**SELECTED PASSAGE:**
July 1, 1997
Securities and Exchange Commission
450 Fifth Street, N.W.
Washington, D.C. 20549
Re: Stryker Corporation - Form 8-A
Gentlemen:
Enclosed please find a Form 8-A, with respect to the
Common Stock, $.10 par value (the "Common Stock"), of Stryker
Corporation. Stryker Corporation is required to file reports
pursuant to Section 13 of the Securities Exchange Act of 1934.
Application has been made to list the Common Stock on the New
York Stock Exchange (the "Exchange"). The Common Stock currently
trades on The Nasdaq Stock Market.
In addition, please consider this a request for
acceleration. It is my understanding that the registration will
not be effective until the Securities and Exchange Commission has
been notified by the Exchange that the Common Stock has been
approved by the Exchange for listing and registration. We
presently expect that to occur on July 22, 1997.
Please feel free to contact our counsel, John H. Denne,
of Whitman Breed Abbott & Morgan at 212-351-3207 with any
questions. Thank you.
Sincerely,
STRYKER CORPORATION
/s/ DAVID J. SIMPSON
David J. Simpson
Vice President, Chief Financial
Officer and Secretary
cc: New York Stock Exchange
(with one manually signed
copy of the Form 8-A)
DJS/vlg
Enclosure
SECURITIES AND EXCHANGE COMMISSION
Washington, D.C. 20549
FORM 8 - A
FOR REGISTRATION OF CERTAIN CLASSES OF SECURITIES
PURSUANT TO SECTION 12(b) OR (g) OF THE
SECURITIES EXCHANGE ACT OF 1934
STRYKER CORPORATION
(Exact name of registrant as specified in its charter)
Michigan 38-1239739
(State of Incorporation (IRS Employer
or organization) Identification No.)
P.O. Box 4085
Kalamazoo, Michigan 49003-4085
(616) 385-2600
(Address of principal executive offices)
Securities to be registered pursuant to Section 12(b) of the Act:
Title of each class to Name of each exchange on which
be registered each class is to be registered
- ----------------------------- ---------------------------
Common Stock, $.10 Par Value New York Stock Exchange
Securities to be registered pursuant to Section 12(g) of the Act:
None
(Title of Class)
ITEM 1. DESCRIPTION OF REGISTRANT'S SECURITIES TO BE REGISTERED
Common Stock $.10 Par Value
----------------------------
The capital stock of Stryker Corporation (the "Company"
or "Registrant") to be registered on the New York Stock Exchange,
Inc. (the "Exchange"), is the Registrant's Common Stock with a
par value of $.10 per share. A summary of the rights,
preferences, privileges and priorities of the Common Stock is set
forth below:
Voting Rights. Each holder of Common Stock is entitled
to one vote per share for the election of directors and for all
other matters submitted to a vote of stockholders. There is no
provision for cumulative voting.

**JOBS:**
1. List every title held by David J. Simpson as given in the Stryker filing.
2. In the Stryker filing, on what date does the company expect the Exchange to approve the Common Stock for listing and registration?
3. Reproduce the portion of the Stryker filing that opens with the words "Application has been" and closes with "questions. Thank you.".
The entries that follow stand apart from the Stryker filing and are separate material.

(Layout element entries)
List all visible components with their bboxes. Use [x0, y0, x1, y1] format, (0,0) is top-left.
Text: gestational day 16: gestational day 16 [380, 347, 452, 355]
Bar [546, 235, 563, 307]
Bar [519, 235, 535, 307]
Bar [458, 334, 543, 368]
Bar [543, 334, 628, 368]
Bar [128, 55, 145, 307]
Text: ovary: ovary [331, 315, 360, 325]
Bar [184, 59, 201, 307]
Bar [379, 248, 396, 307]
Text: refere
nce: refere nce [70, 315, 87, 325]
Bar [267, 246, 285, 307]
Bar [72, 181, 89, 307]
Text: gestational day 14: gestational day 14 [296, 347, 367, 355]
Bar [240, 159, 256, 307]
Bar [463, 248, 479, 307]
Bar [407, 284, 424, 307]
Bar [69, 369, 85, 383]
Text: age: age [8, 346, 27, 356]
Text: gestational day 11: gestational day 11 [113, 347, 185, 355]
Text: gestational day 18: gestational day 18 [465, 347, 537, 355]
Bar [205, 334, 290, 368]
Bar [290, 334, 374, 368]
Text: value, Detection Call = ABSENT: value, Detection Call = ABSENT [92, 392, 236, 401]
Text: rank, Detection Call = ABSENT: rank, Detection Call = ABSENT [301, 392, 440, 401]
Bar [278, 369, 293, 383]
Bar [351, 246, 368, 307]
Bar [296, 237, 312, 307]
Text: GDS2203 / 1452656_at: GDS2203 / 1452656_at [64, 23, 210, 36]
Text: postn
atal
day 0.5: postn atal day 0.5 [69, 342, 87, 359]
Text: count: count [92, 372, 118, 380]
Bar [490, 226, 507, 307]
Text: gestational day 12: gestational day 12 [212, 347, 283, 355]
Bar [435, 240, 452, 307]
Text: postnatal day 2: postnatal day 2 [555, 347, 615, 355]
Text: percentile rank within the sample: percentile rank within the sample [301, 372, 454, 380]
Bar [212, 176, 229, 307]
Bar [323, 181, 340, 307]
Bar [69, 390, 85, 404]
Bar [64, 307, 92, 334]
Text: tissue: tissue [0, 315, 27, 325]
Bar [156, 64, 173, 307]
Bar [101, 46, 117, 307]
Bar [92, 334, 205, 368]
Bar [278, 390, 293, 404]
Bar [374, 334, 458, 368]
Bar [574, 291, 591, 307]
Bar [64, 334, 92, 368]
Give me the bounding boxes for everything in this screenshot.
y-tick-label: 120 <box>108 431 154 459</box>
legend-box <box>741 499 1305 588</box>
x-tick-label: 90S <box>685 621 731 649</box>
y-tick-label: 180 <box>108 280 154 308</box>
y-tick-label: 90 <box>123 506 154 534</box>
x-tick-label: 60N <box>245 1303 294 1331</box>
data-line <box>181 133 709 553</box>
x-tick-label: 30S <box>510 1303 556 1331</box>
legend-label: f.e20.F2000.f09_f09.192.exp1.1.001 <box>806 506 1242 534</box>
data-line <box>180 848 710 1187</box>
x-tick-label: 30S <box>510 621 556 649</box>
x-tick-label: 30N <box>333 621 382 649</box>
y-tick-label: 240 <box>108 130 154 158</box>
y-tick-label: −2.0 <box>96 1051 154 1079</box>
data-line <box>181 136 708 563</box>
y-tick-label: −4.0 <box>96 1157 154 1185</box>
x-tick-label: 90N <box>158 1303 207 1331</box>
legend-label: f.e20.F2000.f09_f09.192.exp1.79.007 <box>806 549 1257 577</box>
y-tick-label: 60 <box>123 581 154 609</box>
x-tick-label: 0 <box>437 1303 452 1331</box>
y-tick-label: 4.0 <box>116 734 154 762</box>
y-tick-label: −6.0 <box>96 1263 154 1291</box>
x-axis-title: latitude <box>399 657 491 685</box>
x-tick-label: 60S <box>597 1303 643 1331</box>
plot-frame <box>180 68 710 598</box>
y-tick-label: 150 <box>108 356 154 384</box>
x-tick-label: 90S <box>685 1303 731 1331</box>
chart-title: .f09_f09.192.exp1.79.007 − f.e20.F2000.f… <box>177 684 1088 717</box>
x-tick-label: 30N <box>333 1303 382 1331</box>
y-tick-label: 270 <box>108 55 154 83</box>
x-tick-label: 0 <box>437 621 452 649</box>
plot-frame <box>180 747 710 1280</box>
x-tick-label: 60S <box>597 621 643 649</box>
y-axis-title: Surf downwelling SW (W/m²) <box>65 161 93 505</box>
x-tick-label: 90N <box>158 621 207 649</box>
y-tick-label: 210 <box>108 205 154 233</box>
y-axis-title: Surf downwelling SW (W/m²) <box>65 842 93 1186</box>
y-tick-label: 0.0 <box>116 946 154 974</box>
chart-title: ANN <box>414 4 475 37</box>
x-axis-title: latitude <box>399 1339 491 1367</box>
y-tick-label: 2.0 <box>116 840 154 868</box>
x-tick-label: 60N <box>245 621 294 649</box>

**COMPLETE ANSWERS:**
1. Vice President, Chief Financial Officer, Secretary

2. July 22, 1997

3.
Application has been made to list the Common Stock on the New
York Stock Exchange (the "Exchange"). The Common Stock currently
trades on The Nasdaq Stock Market.
In addition, please consider this a request for
acceleration. It is my understanding that the registration will
not be effective until the Securities and Exchange Commission has
been notified by the Exchange that the Common Stock has been
approved by the Exchange for listing and registration. We
presently expect that to occur on July 22, 1997.
Please feel free to contact our counsel, John H. Denne,
of Whitman Breed Abbott & Morgan at 212-351-3207 with any
questions. Thank you.